• _Exercise data_
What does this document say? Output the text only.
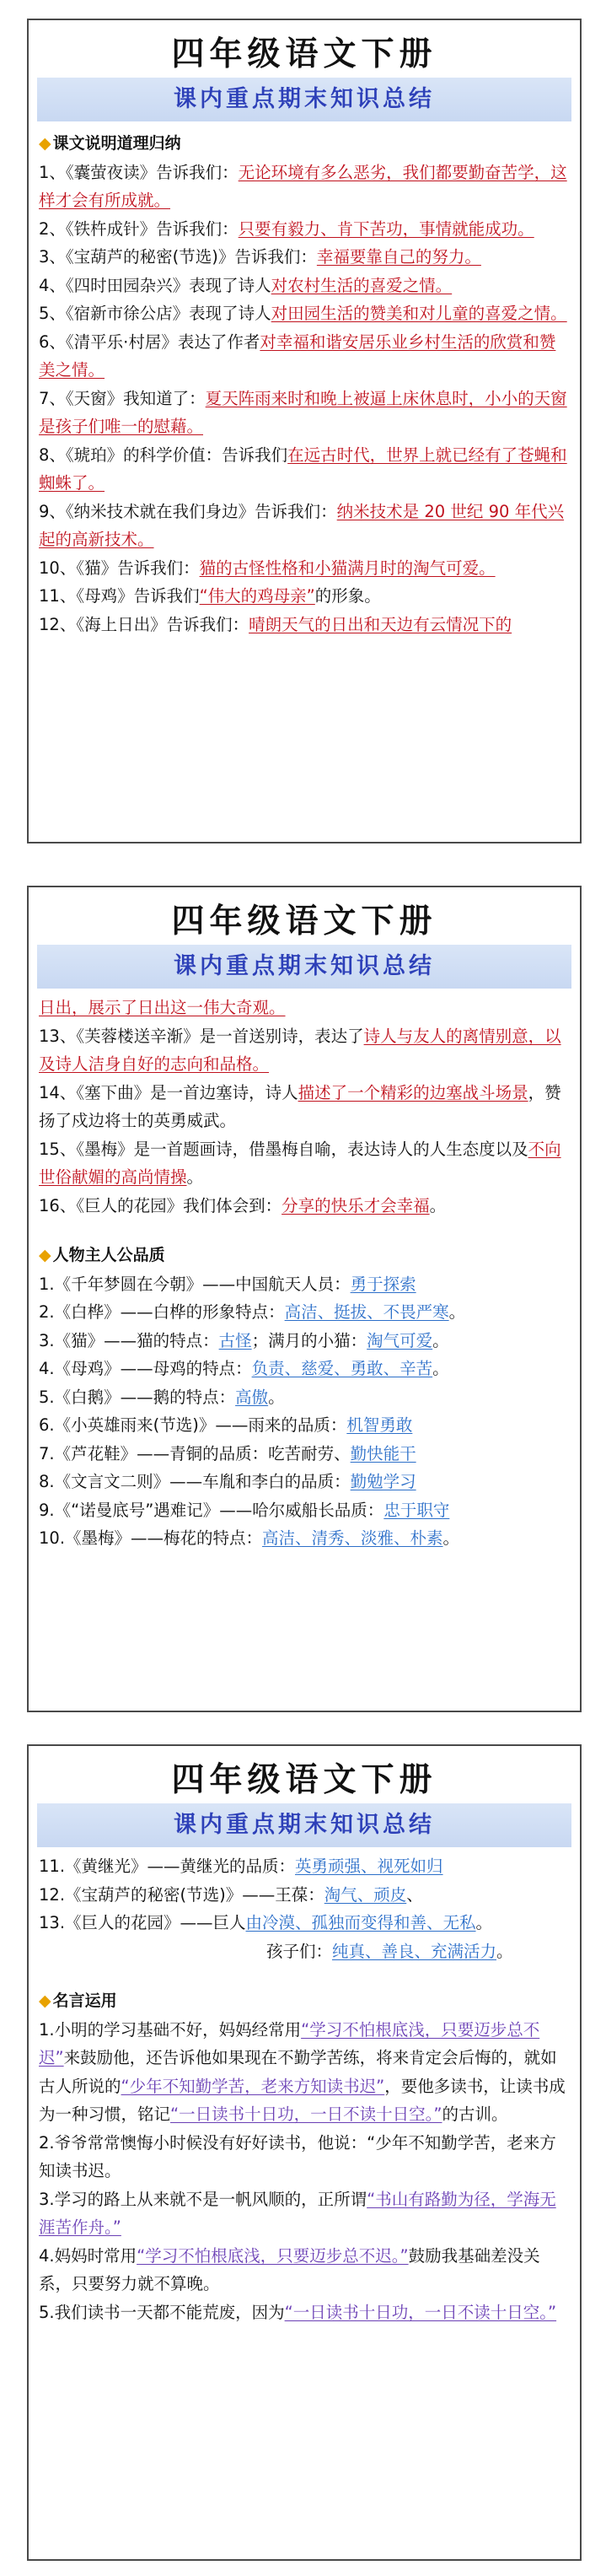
四年级语文下册
课内重点期末知识总结
◆ 课文说明道理归纳
1、《囊萤夜读》告诉我们：无论环境有多么恶劣，我们都要勤奋苦学，这样才会有所成就。
2、《铁杵成针》告诉我们：只要有毅力、肯下苦功，事情就能成功。
3、《宝葫芦的秘密(节选)》告诉我们：幸福要靠自己的努力。
4、《四时田园杂兴》表现了诗人对农村生活的喜爱之情。
5、《宿新市徐公店》表现了诗人对田园生活的赞美和对儿童的喜爱之情。
6、《清平乐·村居》表达了作者对幸福和谐安居乐业乡村生活的欣赏和赞美之情。
7、《天窗》我知道了：夏天阵雨来时和晚上被逼上床休息时，小小的天窗是孩子们唯一的慰藉。
8、《琥珀》的科学价值：告诉我们在远古时代，世界上就已经有了苍蝇和蜘蛛了。
9、《纳米技术就在我们身边》告诉我们：纳米技术是 20 世纪 90 年代兴起的高新技术。
10、《猫》告诉我们：猫的古怪性格和小猫满月时的淘气可爱。
11、《母鸡》告诉我们“伟大的鸡母亲”的形象。
12、《海上日出》告诉我们：晴朗天气的日出和天边有云情况下的
四年级语文下册
课内重点期末知识总结
日出，展示了日出这一伟大奇观。
13、《芙蓉楼送辛渐》是一首送别诗，表达了诗人与友人的离情别意，以及诗人洁身自好的志向和品格。
14、《塞下曲》是一首边塞诗，诗人描述了一个精彩的边塞战斗场景，赞扬了戍边将士的英勇威武。
15、《墨梅》是一首题画诗，借墨梅自喻，表达诗人的人生态度以及不向世俗献媚的高尚情操。
16、《巨人的花园》我们体会到：分享的快乐才会幸福。
◆ 人物主人公品质
1.《千年梦圆在今朝》——中国航天人员：勇于探索
2.《白桦》——白桦的形象特点：高洁、挺拔、不畏严寒。
3.《猫》——猫的特点：古怪；满月的小猫：淘气可爱。
4.《母鸡》——母鸡的特点：负责、慈爱、勇敢、辛苦。
5.《白鹅》——鹅的特点：高傲。
6.《小英雄雨来(节选)》——雨来的品质：机智勇敢
7.《芦花鞋》——青铜的品质：吃苦耐劳、勤快能干
8.《文言文二则》——车胤和李白的品质：勤勉学习
9.《“诺曼底号”遇难记》——哈尔威船长品质：忠于职守
10.《墨梅》——梅花的特点：高洁、清秀、淡雅、朴素。
四年级语文下册
课内重点期末知识总结
11.《黄继光》——黄继光的品质：英勇顽强、视死如归
12.《宝葫芦的秘密(节选)》——王葆：淘气、顽皮、
13.《巨人的花园》——巨人由冷漠、孤独而变得和善、无私。
孩子们：纯真、善良、充满活力。
◆ 名言运用
1.小明的学习基础不好，妈妈经常用“学习不怕根底浅，只要迈步总不迟”来鼓励他，还告诉他如果现在不勤学苦练，将来肯定会后悔的，就如古人所说的“少年不知勤学苦，老来方知读书迟”，要他多读书，让读书成为一种习惯，铭记“一日读书十日功，一日不读十日空。”的古训。
2.爷爷常常懊悔小时候没有好好读书，他说：“少年不知勤学苦，老来方知读书迟。
3.学习的路上从来就不是一帆风顺的，正所谓“书山有路勤为径，学海无涯苦作舟。”
4.妈妈时常用“学习不怕根底浅，只要迈步总不迟。”鼓励我基础差没关系，只要努力就不算晚。
5.我们读书一天都不能荒废，因为“一日读书十日功，一日不读十日空。”
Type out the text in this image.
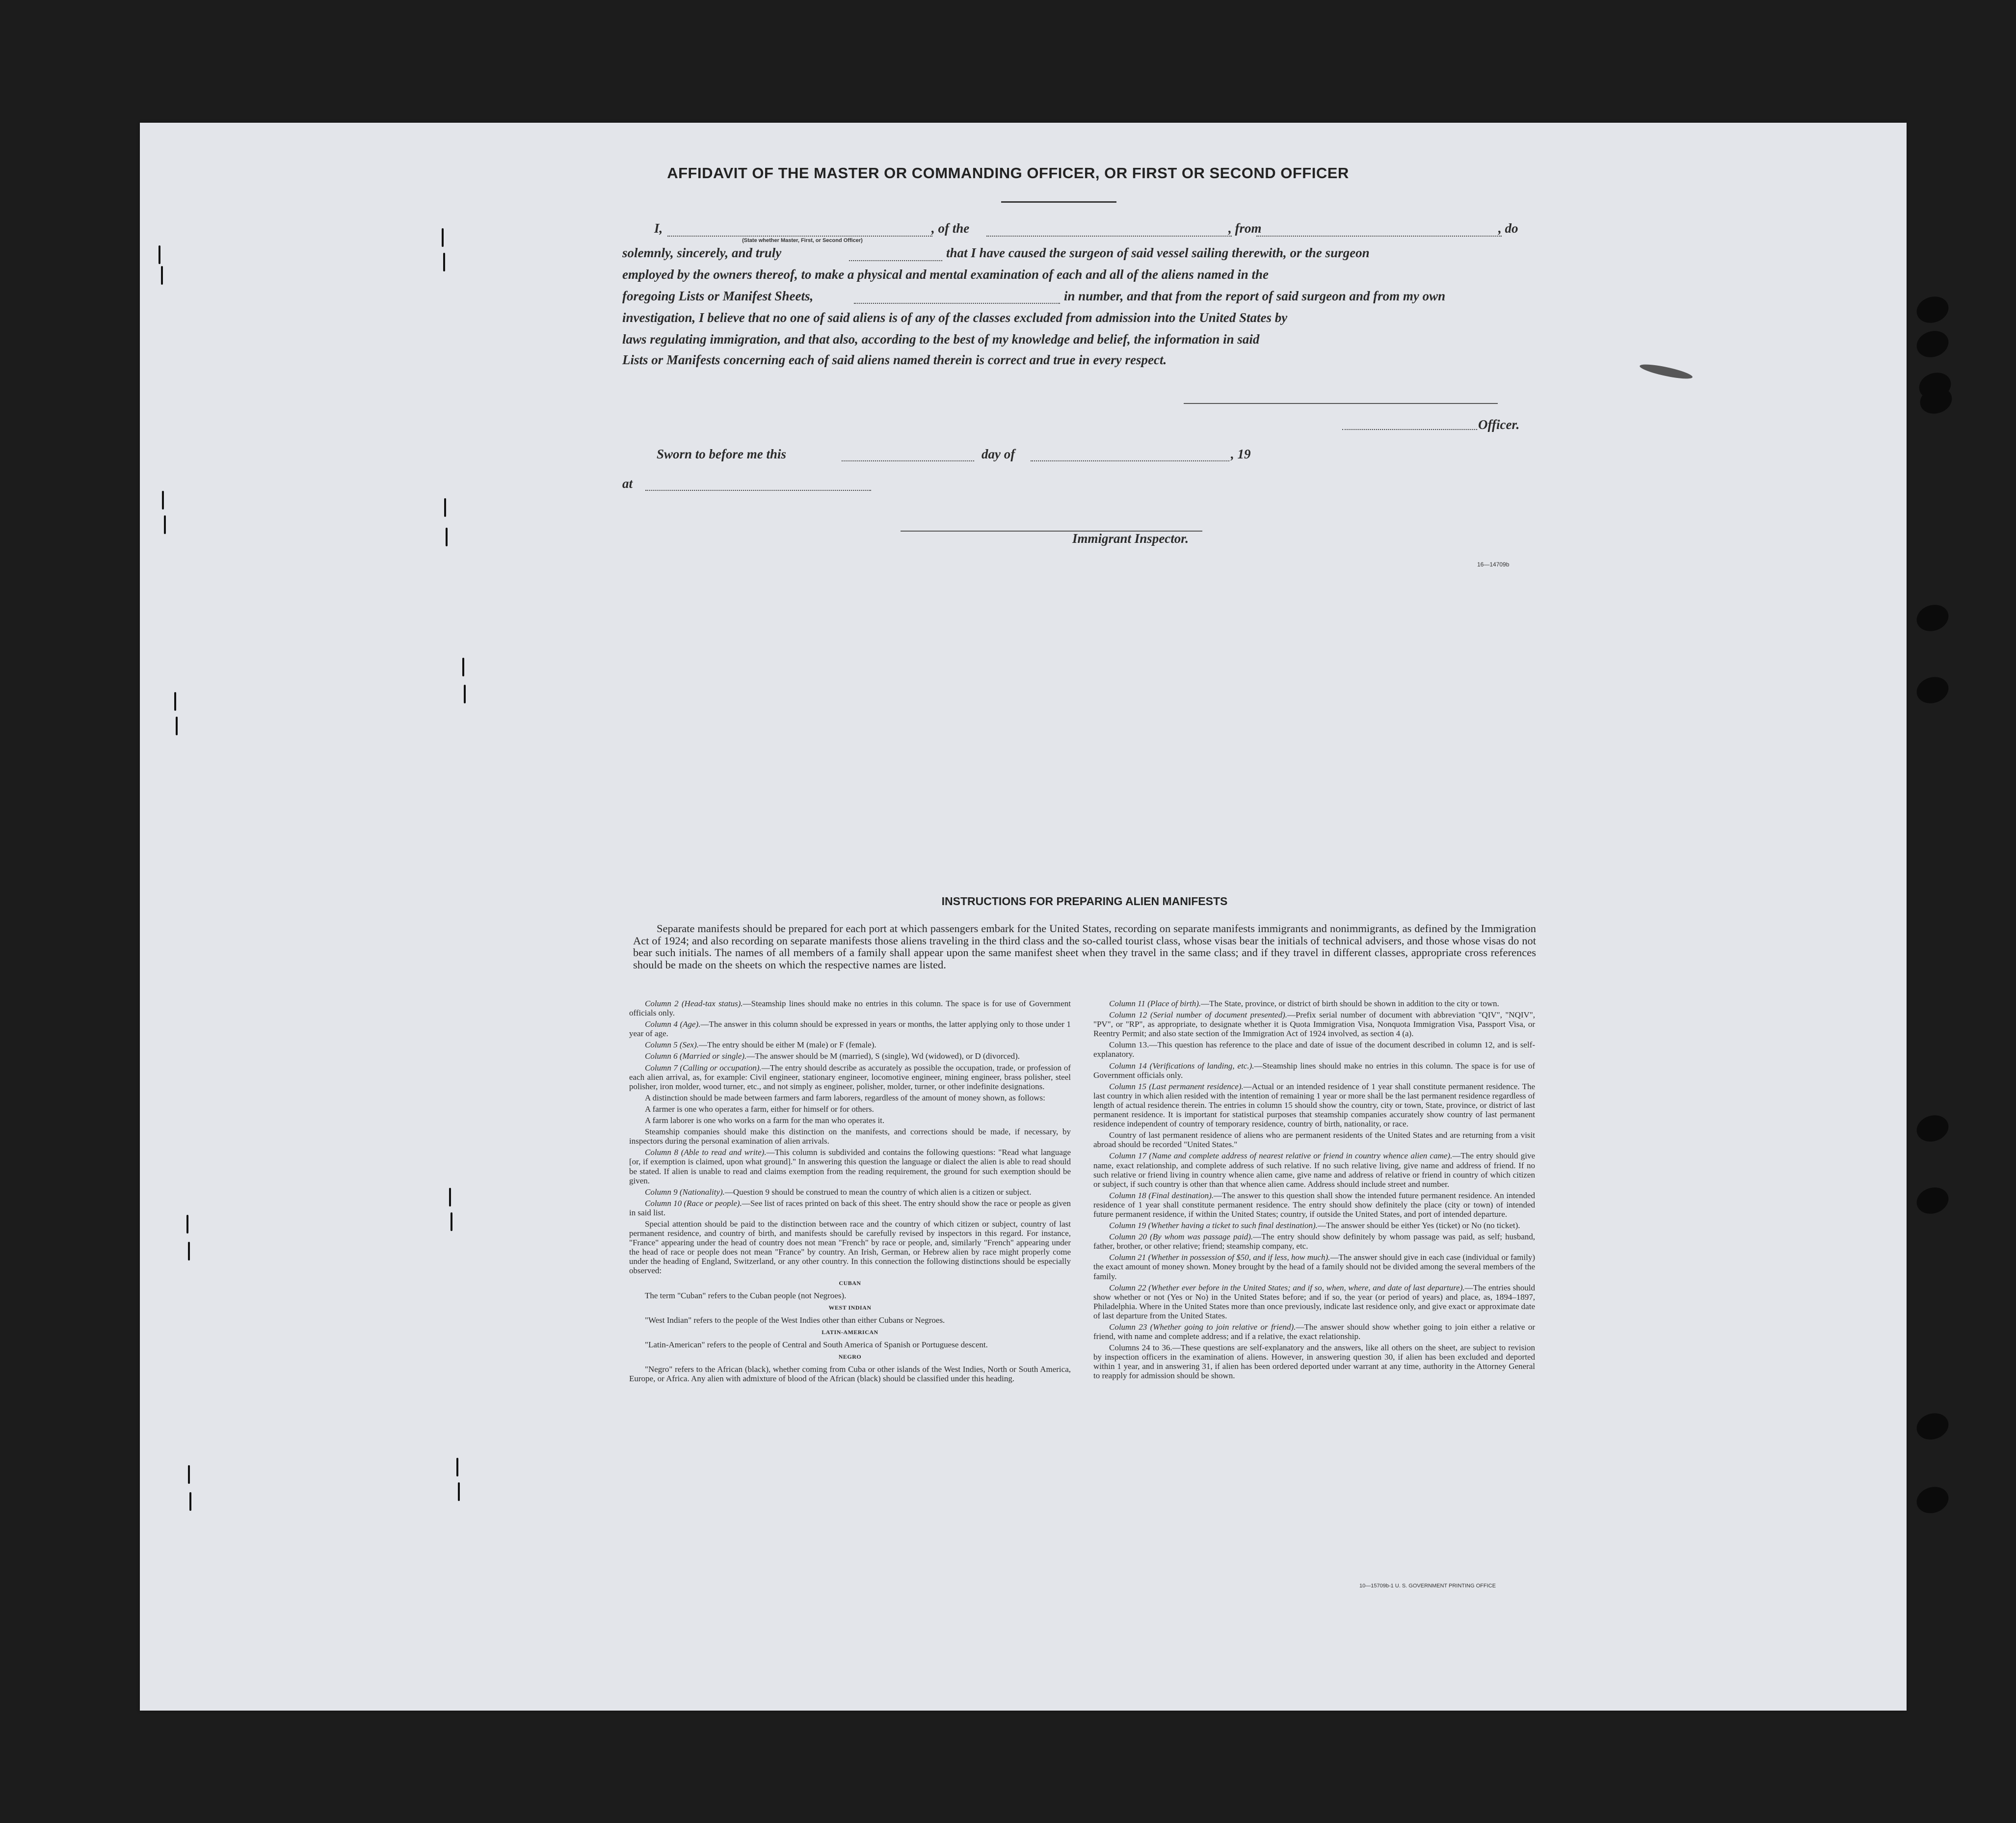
AFFIDAVIT OF THE MASTER OR COMMANDING OFFICER, OR FIRST OR SECOND OFFICER
I,	, of the	, from	, do
(State whether Master, First, or Second Officer)
solemnly, sincerely, and truly	that I have caused the surgeon of said vessel sailing therewith, or the surgeon
employed by the owners thereof, to make a physical and mental examination of each and all of the aliens named in the
foregoing Lists or Manifest Sheets,	in number, and that from the report of said surgeon and from my own
investigation, I believe that no one of said aliens is of any of the classes excluded from admission into the United States by
laws regulating immigration, and that also, according to the best of my knowledge and belief, the information in said
Lists or Manifests concerning each of said aliens named therein is correct and true in every respect.
Officer.
Sworn to before me this	day of	, 19
at
Immigrant Inspector.
16—14709b
INSTRUCTIONS FOR PREPARING ALIEN MANIFESTS
Separate manifests should be prepared for each port at which passengers embark for the United States, recording on separate manifests immigrants and nonimmigrants, as defined by the Immigration Act of 1924; and also recording on separate manifests those aliens traveling in the third class and the so-called tourist class, whose visas bear the initials of technical advisers, and those whose visas do not bear such initials. The names of all members of a family shall appear upon the same manifest sheet when they travel in the same class; and if they travel in different classes, appropriate cross references should be made on the sheets on which the respective names are listed.

Column 2 (Head-tax status).—Steamship lines should make no entries in this column. The space is for use of Government officials only.

Column 4 (Age).—The answer in this column should be expressed in years or months, the latter applying only to those under 1 year of age.

Column 5 (Sex).—The entry should be either M (male) or F (female).

Column 6 (Married or single).—The answer should be M (married), S (single), Wd (widowed), or D (divorced).

Column 7 (Calling or occupation).—The entry should describe as accurately as possible the occupation, trade, or profession of each alien arrival, as, for example: Civil engineer, stationary engineer, locomotive engineer, mining engineer, brass polisher, steel polisher, iron molder, wood turner, etc., and not simply as engineer, polisher, molder, turner, or other indefinite designations.

A distinction should be made between farmers and farm laborers, regardless of the amount of money shown, as follows:

A farmer is one who operates a farm, either for himself or for others.

A farm laborer is one who works on a farm for the man who operates it.

Steamship companies should make this distinction on the manifests, and corrections should be made, if necessary, by inspectors during the personal examination of alien arrivals.

Column 8 (Able to read and write).—This column is subdivided and contains the following questions: "Read what language [or, if exemption is claimed, upon what ground]." In answering this question the language or dialect the alien is able to read should be stated. If alien is unable to read and claims exemption from the reading requirement, the ground for such exemption should be given.

Column 9 (Nationality).—Question 9 should be construed to mean the country of which alien is a citizen or subject.

Column 10 (Race or people).—See list of races printed on back of this sheet. The entry should show the race or people as given in said list.

Special attention should be paid to the distinction between race and the country of which citizen or subject, country of last permanent residence, and country of birth, and manifests should be carefully revised by inspectors in this regard. For instance, "France" appearing under the head of country does not mean "French" by race or people, and, similarly "French" appearing under the head of race or people does not mean "France" by country. An Irish, German, or Hebrew alien by race might properly come under the heading of England, Switzerland, or any other country. In this connection the following distinctions should be especially observed:

CUBAN

The term "Cuban" refers to the Cuban people (not Negroes).

WEST INDIAN

"West Indian" refers to the people of the West Indies other than either Cubans or Negroes.

LATIN-AMERICAN

"Latin-American" refers to the people of Central and South America of Spanish or Portuguese descent.

NEGRO

"Negro" refers to the African (black), whether coming from Cuba or other islands of the West Indies, North or South America, Europe, or Africa. Any alien with admixture of blood of the African (black) should be classified under this heading.

Column 11 (Place of birth).—The State, province, or district of birth should be shown in addition to the city or town.

Column 12 (Serial number of document presented).—Prefix serial number of document with abbreviation "QIV", "NQIV", "PV", or "RP", as appropriate, to designate whether it is Quota Immigration Visa, Nonquota Immigration Visa, Passport Visa, or Reentry Permit; and also state section of the Immigration Act of 1924 involved, as section 4 (a).

Column 13.—This question has reference to the place and date of issue of the document described in column 12, and is self-explanatory.

Column 14 (Verifications of landing, etc.).—Steamship lines should make no entries in this column. The space is for use of Government officials only.

Column 15 (Last permanent residence).—Actual or an intended residence of 1 year shall constitute permanent residence. The last country in which alien resided with the intention of remaining 1 year or more shall be the last permanent residence regardless of length of actual residence therein. The entries in column 15 should show the country, city or town, State, province, or district of last permanent residence. It is important for statistical purposes that steamship companies accurately show country of last permanent residence independent of country of temporary residence, country of birth, nationality, or race.

Country of last permanent residence of aliens who are permanent residents of the United States and are returning from a visit abroad should be recorded "United States."

Column 17 (Name and complete address of nearest relative or friend in country whence alien came).—The entry should give name, exact relationship, and complete address of such relative. If no such relative living, give name and address of friend. If no such relative or friend living in country whence alien came, give name and address of relative or friend in country of which citizen or subject, if such country is other than that whence alien came. Address should include street and number.

Column 18 (Final destination).—The answer to this question shall show the intended future permanent residence. An intended residence of 1 year shall constitute permanent residence. The entry should show definitely the place (city or town) of intended future permanent residence, if within the United States; country, if outside the United States, and port of intended departure.

Column 19 (Whether having a ticket to such final destination).—The answer should be either Yes (ticket) or No (no ticket).

Column 20 (By whom was passage paid).—The entry should show definitely by whom passage was paid, as self; husband, father, brother, or other relative; friend; steamship company, etc.

Column 21 (Whether in possession of $50, and if less, how much).—The answer should give in each case (individual or family) the exact amount of money shown. Money brought by the head of a family should not be divided among the several members of the family.

Column 22 (Whether ever before in the United States; and if so, when, where, and date of last departure).—The entries should show whether or not (Yes or No) in the United States before; and if so, the year (or period of years) and place, as, 1894–1897, Philadelphia. Where in the United States more than once previously, indicate last residence only, and give exact or approximate date of last departure from the United States.

Column 23 (Whether going to join relative or friend).—The answer should show whether going to join either a relative or friend, with name and complete address; and if a relative, the exact relationship.

Columns 24 to 36.—These questions are self-explanatory and the answers, like all others on the sheet, are subject to revision by inspection officers in the examination of aliens. However, in answering question 30, if alien has been excluded and deported within 1 year, and in answering 31, if alien has been ordered deported under warrant at any time, authority in the Attorney General to reapply for admission should be shown.

10—15709b-1 U. S. GOVERNMENT PRINTING OFFICE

• _Goal_
Return every line containing "Negroes".

• _Reply to the task_
The term "Cuban" refers to the Cuban people (not Negroes).
"West Indian" refers to the people of the West Indies other than either Cubans or Negroes.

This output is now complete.